BEGIN Dataset entries

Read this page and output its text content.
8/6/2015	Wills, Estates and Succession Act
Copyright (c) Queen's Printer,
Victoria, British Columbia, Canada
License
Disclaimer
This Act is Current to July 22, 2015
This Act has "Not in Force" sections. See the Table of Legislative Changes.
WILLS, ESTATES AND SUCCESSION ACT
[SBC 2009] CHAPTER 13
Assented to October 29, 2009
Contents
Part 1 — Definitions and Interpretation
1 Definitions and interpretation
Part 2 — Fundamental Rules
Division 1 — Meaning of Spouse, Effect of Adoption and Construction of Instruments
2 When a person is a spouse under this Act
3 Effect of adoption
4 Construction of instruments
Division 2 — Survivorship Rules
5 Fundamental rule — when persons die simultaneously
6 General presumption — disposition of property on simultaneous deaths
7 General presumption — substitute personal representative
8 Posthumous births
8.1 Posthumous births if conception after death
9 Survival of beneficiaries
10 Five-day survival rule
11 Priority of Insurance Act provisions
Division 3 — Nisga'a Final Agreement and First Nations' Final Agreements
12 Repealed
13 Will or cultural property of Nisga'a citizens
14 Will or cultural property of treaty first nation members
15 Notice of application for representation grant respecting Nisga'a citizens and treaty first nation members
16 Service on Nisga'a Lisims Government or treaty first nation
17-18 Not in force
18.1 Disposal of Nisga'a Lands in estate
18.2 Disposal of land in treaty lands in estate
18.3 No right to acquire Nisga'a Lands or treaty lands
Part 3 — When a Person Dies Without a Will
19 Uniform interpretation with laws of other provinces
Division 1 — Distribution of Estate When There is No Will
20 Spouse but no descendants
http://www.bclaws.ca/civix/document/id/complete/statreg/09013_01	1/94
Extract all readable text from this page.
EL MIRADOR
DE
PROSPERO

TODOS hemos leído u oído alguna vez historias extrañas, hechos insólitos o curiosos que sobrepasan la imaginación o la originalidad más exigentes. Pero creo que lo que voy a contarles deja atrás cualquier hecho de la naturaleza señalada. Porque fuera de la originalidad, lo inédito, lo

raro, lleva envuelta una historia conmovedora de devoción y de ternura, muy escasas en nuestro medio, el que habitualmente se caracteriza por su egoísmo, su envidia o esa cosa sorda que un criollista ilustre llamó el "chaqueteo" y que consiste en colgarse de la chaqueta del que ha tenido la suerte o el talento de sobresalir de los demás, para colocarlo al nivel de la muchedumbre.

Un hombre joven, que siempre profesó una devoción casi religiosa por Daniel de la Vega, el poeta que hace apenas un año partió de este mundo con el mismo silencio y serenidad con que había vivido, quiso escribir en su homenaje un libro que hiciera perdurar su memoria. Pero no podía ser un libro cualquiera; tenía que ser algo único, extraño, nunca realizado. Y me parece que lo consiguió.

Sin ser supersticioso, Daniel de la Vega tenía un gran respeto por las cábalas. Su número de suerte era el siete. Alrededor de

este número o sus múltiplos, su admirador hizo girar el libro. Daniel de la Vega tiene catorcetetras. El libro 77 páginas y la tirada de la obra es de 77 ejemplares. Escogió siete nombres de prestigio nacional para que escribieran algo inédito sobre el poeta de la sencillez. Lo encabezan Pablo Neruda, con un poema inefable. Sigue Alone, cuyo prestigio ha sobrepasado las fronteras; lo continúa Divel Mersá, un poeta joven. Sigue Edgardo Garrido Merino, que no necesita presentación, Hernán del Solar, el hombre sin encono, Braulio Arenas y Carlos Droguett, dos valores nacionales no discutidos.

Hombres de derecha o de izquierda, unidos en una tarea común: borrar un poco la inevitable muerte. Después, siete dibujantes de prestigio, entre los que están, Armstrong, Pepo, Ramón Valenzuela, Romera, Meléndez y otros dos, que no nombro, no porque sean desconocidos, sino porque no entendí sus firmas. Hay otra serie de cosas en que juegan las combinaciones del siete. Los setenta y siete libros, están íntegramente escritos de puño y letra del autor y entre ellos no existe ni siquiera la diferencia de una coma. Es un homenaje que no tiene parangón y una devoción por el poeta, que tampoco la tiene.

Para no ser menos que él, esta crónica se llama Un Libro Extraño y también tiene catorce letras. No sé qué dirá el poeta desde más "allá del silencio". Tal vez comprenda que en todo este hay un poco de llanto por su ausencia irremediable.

END Dataset entries

Stated exercise >>
Each line of the data that includes the word "cultural" counts once; report the total and nothing more.

Answer for this exercise >>
2